■ Given instruction ■
Print every entry, word for word, and skip the images.

(Dataset records)
# # #

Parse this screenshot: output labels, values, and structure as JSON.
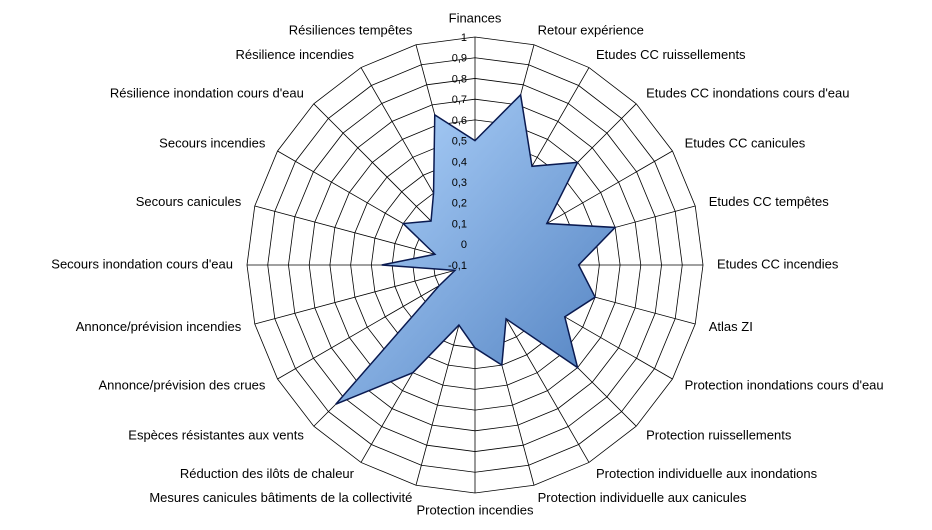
{
  "chart_data": {
    "type": "radar",
    "categories": [
      "Finances",
      "Retour expérience",
      "Etudes CC ruissellements",
      "Etudes CC inondations cours d'eau",
      "Etudes CC canicules",
      "Etudes CC tempêtes",
      "Etudes CC incendies",
      "Atlas ZI",
      "Protection inondations cours d'eau",
      "Protection ruissellements",
      "Protection individuelle aux inondations",
      "Protection individuelle aux canicules",
      "Protection incendies",
      "Mesures canicules bâtiments de la collectivité",
      "Réduction des ilôts de chaleur",
      "Espèces résistantes aux vents",
      "Annonce/prévision des crues",
      "Annonce/prévision incendies",
      "Secours inondation cours d'eau",
      "Secours canicules",
      "Secours incendies",
      "Résilience inondation cours d'eau",
      "Résilience incendies",
      "Résiliences tempêtes"
    ],
    "values": [
      0.5,
      0.75,
      0.45,
      0.6,
      0.3,
      0.6,
      0.4,
      0.5,
      0.4,
      0.6,
      0.2,
      0.4,
      0.3,
      0.2,
      0.5,
      0.85,
      0.1,
      0,
      0.35,
      0.1,
      0.3,
      0.2,
      0.3,
      0.65
    ],
    "color": "#8fbff0",
    "ylim": [
      -0.1,
      1
    ],
    "yticks": [
      {
        "value": -0.1,
        "label": "-0,1"
      },
      0,
      {
        "value": 0.1,
        "label": "0,1"
      },
      {
        "value": 0.2,
        "label": "0,2"
      },
      {
        "value": 0.3,
        "label": "0,3"
      },
      {
        "value": 0.4,
        "label": "0,4"
      },
      {
        "value": 0.5,
        "label": "0,5"
      },
      {
        "value": 0.6,
        "label": "0,6"
      },
      {
        "value": 0.7,
        "label": "0,7"
      },
      {
        "value": 0.8,
        "label": "0,8"
      },
      {
        "value": 0.9,
        "label": "0,9"
      },
      1
    ],
    "grid": true
  }
}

# # #

■ Exercise answer ■
Parse this screenshot: output labels, values, and structure as JSON.
{
  "chart_data": {
    "type": "radar",
    "categories": [
      "Finances",
      "Retour expérience",
      "Etudes CC ruissellements",
      "Etudes CC inondations cours d'eau",
      "Etudes CC canicules",
      "Etudes CC tempêtes",
      "Etudes CC incendies",
      "Atlas ZI",
      "Protection inondations cours d'eau",
      "Protection ruissellements",
      "Protection individuelle aux inondations",
      "Protection individuelle aux canicules",
      "Protection incendies",
      "Mesures canicules bâtiments de la collectivité",
      "Réduction des ilôts de chaleur",
      "Espèces résistantes aux vents",
      "Annonce/prévision des crues",
      "Annonce/prévision incendies",
      "Secours inondation cours d'eau",
      "Secours canicules",
      "Secours incendies",
      "Résilience inondation cours d'eau",
      "Résilience incendies",
      "Résiliences tempêtes"
    ],
    "values": [
      0.5,
      0.75,
      0.45,
      0.6,
      0.3,
      0.6,
      0.4,
      0.5,
      0.4,
      0.6,
      0.2,
      0.4,
      0.3,
      0.2,
      0.5,
      0.85,
      0.1,
      0,
      0.35,
      0.1,
      0.3,
      0.2,
      0.3,
      0.65
    ],
    "color": "#8fbff0",
    "ylim": [
      -0.1,
      1
    ],
    "yticks": [
      {
        "value": -0.1,
        "label": "-0,1"
      },
      0,
      {
        "value": 0.1,
        "label": "0,1"
      },
      {
        "value": 0.2,
        "label": "0,2"
      },
      {
        "value": 0.3,
        "label": "0,3"
      },
      {
        "value": 0.4,
        "label": "0,4"
      },
      {
        "value": 0.5,
        "label": "0,5"
      },
      {
        "value": 0.6,
        "label": "0,6"
      },
      {
        "value": 0.7,
        "label": "0,7"
      },
      {
        "value": 0.8,
        "label": "0,8"
      },
      {
        "value": 0.9,
        "label": "0,9"
      },
      1
    ],
    "grid": true
  }
}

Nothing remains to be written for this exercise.